» Exercise
Reproduce exactly the lines beginning with the line that contains "Output the text content of this document." and ending at the final line of the material below.

» Provided information
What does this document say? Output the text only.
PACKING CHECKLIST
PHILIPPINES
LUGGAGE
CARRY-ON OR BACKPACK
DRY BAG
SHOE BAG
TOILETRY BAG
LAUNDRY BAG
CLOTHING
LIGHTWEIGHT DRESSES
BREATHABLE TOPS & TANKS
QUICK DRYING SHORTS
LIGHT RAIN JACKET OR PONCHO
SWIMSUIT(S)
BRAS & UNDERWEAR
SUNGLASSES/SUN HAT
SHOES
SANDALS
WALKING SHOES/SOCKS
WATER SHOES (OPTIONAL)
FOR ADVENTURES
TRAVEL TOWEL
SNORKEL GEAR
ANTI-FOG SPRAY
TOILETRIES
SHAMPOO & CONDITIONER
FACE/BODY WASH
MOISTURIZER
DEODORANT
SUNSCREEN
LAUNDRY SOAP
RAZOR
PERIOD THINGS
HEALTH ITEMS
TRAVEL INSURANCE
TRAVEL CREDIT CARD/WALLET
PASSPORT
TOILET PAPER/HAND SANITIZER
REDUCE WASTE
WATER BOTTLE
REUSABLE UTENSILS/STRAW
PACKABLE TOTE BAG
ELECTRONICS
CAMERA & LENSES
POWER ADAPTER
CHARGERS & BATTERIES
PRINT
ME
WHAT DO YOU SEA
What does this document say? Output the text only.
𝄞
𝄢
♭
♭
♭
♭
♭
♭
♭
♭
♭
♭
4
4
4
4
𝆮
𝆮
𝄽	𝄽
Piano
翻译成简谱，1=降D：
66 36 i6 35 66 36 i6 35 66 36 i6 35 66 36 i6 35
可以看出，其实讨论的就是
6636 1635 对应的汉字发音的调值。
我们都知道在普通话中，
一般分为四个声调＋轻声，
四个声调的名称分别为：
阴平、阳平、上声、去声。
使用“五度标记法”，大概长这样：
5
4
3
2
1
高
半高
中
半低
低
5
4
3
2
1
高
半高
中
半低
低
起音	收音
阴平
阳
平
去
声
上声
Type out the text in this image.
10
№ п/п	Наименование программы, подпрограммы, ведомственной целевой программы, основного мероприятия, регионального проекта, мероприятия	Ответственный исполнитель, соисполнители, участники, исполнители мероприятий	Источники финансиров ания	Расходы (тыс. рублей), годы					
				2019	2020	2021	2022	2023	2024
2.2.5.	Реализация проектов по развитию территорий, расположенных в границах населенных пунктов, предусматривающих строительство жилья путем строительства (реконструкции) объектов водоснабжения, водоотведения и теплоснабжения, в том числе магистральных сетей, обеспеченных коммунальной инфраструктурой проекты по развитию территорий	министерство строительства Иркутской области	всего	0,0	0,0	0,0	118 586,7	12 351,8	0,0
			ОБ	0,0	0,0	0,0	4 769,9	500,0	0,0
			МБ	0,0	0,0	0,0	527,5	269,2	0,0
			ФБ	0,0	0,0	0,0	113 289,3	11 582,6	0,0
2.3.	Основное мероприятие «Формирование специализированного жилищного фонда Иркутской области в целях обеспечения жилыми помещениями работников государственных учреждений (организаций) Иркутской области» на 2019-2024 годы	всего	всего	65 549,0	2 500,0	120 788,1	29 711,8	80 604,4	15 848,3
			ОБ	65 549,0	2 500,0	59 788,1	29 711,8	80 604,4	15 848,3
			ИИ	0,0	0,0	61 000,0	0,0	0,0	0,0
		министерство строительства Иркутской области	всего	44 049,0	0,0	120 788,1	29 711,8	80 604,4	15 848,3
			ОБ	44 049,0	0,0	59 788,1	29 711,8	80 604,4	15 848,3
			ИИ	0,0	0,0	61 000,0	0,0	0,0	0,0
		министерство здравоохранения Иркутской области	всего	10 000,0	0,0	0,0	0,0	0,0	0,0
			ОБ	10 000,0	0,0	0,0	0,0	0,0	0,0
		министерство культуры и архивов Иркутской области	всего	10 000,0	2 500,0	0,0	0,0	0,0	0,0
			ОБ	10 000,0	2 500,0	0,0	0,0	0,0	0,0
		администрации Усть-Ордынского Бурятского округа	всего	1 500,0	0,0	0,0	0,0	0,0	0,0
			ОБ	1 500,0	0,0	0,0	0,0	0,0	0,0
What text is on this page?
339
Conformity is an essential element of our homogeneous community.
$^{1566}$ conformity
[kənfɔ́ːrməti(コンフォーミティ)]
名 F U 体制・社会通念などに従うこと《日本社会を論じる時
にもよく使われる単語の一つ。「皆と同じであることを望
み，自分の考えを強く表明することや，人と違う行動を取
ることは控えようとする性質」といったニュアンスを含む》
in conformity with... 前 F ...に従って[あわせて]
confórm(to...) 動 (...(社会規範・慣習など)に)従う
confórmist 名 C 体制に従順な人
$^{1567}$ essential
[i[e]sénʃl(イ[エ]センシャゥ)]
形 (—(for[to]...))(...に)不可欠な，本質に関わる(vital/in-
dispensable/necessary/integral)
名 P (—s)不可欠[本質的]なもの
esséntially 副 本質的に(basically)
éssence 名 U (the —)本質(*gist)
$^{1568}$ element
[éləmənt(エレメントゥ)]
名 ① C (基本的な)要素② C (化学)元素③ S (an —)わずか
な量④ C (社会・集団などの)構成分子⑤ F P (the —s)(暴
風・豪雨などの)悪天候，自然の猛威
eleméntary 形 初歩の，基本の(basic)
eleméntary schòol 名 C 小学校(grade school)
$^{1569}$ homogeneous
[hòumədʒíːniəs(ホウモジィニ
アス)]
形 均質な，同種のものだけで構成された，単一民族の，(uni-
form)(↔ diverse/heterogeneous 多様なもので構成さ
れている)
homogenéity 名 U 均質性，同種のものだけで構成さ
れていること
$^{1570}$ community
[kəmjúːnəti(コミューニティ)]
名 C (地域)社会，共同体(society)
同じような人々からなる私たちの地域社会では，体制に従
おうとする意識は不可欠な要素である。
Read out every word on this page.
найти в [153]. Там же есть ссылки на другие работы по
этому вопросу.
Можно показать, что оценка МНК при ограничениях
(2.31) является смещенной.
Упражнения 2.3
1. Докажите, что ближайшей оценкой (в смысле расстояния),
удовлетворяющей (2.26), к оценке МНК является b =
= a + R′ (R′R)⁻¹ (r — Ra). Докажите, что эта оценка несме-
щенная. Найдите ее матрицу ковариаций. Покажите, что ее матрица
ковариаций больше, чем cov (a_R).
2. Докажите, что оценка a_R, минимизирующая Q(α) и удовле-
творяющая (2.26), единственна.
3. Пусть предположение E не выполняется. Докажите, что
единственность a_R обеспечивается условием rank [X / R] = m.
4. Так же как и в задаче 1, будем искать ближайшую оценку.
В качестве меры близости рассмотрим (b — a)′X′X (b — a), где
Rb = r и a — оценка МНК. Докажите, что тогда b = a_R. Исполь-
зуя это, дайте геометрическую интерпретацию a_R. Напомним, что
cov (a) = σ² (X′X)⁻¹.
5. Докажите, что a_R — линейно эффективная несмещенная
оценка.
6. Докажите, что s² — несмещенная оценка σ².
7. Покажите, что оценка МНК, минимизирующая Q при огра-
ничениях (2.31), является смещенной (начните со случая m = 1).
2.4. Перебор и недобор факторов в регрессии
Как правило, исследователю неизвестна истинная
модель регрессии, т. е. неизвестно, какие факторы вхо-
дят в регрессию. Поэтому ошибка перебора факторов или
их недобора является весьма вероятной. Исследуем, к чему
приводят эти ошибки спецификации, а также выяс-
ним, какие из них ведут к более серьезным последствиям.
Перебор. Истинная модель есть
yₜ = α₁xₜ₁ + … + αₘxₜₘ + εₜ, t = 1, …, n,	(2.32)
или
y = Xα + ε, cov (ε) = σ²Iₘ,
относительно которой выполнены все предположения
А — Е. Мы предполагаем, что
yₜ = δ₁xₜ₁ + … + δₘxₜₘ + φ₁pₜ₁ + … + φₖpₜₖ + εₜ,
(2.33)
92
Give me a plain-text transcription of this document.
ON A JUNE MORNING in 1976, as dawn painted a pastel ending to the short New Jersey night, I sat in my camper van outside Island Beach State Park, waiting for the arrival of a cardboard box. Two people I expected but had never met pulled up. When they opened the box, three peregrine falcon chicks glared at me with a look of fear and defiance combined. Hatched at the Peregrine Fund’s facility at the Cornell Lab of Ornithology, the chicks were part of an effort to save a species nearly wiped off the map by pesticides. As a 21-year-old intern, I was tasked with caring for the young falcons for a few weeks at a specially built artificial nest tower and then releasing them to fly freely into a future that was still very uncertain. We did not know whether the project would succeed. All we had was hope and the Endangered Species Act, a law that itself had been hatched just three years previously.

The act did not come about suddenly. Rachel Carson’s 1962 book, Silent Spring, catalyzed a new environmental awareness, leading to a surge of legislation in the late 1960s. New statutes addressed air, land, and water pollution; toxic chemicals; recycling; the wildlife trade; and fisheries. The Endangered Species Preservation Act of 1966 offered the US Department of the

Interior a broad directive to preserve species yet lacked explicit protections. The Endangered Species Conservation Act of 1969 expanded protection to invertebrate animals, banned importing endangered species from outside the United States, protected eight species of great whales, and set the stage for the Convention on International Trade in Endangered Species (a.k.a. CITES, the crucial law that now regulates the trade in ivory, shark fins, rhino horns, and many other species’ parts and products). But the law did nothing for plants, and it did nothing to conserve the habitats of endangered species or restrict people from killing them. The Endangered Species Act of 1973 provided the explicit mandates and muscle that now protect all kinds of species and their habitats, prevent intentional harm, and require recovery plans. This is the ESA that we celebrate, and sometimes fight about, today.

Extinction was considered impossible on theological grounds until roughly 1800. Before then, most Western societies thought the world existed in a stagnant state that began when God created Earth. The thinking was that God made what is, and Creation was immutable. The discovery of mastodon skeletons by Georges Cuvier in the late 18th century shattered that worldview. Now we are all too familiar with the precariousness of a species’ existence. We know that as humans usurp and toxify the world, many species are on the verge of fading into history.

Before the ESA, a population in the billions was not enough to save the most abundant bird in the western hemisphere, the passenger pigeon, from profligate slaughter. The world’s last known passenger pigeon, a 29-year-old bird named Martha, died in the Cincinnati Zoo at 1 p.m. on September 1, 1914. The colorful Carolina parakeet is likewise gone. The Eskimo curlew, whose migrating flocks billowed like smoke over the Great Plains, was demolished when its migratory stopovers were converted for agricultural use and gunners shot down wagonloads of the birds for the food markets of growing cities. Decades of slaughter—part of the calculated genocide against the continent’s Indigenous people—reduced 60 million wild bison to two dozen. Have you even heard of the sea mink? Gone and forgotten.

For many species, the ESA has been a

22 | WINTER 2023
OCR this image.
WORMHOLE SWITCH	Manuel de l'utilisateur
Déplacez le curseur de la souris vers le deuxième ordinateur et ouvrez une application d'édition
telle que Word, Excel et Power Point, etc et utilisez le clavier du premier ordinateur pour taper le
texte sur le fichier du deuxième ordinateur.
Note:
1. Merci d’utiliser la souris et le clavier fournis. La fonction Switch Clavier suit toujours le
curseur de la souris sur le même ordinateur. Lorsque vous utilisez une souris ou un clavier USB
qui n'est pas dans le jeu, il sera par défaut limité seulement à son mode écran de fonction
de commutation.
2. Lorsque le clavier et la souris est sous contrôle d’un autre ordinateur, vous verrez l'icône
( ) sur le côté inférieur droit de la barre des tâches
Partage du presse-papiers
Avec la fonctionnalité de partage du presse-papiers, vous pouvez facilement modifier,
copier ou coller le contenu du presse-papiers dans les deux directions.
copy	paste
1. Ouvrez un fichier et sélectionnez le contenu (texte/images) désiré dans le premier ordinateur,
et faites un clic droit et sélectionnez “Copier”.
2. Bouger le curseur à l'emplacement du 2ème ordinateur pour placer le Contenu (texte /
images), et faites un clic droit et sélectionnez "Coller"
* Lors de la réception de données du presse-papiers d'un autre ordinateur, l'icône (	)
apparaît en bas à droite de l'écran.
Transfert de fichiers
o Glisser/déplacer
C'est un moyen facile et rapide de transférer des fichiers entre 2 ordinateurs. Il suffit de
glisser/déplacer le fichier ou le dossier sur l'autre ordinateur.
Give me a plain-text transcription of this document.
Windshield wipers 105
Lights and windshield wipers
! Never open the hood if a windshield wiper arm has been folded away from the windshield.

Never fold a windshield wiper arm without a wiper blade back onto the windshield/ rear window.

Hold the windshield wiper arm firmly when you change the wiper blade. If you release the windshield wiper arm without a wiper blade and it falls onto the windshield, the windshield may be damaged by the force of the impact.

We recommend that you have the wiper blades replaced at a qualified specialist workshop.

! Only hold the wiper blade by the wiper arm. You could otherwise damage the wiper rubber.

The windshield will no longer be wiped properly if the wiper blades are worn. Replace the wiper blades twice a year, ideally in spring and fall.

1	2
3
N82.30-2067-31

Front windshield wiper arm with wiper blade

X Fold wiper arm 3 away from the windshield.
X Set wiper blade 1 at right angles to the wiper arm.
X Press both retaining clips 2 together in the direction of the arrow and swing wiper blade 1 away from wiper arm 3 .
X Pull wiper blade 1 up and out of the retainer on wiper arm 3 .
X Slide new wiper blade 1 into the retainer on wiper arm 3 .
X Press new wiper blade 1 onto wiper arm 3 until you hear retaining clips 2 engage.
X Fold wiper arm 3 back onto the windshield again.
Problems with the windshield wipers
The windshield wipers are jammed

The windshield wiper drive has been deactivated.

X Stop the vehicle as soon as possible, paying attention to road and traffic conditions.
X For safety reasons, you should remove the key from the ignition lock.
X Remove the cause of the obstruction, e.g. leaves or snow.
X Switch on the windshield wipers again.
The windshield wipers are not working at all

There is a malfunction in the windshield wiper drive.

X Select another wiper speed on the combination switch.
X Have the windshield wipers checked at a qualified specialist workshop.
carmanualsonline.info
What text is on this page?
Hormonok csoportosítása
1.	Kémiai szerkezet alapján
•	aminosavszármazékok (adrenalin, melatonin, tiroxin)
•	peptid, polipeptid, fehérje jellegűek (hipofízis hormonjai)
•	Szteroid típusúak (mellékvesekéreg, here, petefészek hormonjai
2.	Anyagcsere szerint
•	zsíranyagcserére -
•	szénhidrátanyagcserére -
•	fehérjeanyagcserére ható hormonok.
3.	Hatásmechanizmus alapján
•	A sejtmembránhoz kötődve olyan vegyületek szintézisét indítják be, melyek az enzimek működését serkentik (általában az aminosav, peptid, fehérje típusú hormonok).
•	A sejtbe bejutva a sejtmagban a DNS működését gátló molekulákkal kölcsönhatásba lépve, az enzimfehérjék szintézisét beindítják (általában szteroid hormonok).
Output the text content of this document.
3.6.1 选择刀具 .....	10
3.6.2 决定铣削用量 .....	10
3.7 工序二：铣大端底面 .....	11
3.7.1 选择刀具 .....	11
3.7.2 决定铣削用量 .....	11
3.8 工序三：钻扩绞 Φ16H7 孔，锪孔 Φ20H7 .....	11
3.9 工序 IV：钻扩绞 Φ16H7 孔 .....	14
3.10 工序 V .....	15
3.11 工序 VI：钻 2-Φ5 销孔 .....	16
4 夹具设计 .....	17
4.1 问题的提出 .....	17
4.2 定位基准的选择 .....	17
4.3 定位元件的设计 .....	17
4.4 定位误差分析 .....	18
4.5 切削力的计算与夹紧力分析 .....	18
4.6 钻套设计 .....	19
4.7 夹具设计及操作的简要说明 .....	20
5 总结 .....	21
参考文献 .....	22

» Answer to this exercise
Output the text content of this document.
3.6.1 选择刀具 .....	10
3.6.2 决定铣削用量 .....	10
3.7 工序二：铣大端底面 .....	11
3.7.1 选择刀具 .....	11
3.7.2 决定铣削用量 .....	11
3.8 工序三：钻扩绞 Φ16H7 孔，锪孔 Φ20H7 .....	11
3.9 工序 IV：钻扩绞 Φ16H7 孔 .....	14
3.10 工序 V .....	15
3.11 工序 VI：钻 2-Φ5 销孔 .....	16
4 夹具设计 .....	17
4.1 问题的提出 .....	17
4.2 定位基准的选择 .....	17
4.3 定位元件的设计 .....	17
4.4 定位误差分析 .....	18
4.5 切削力的计算与夹紧力分析 .....	18
4.6 钻套设计 .....	19
4.7 夹具设计及操作的简要说明 .....	20
5 总结 .....	21
参考文献 .....	22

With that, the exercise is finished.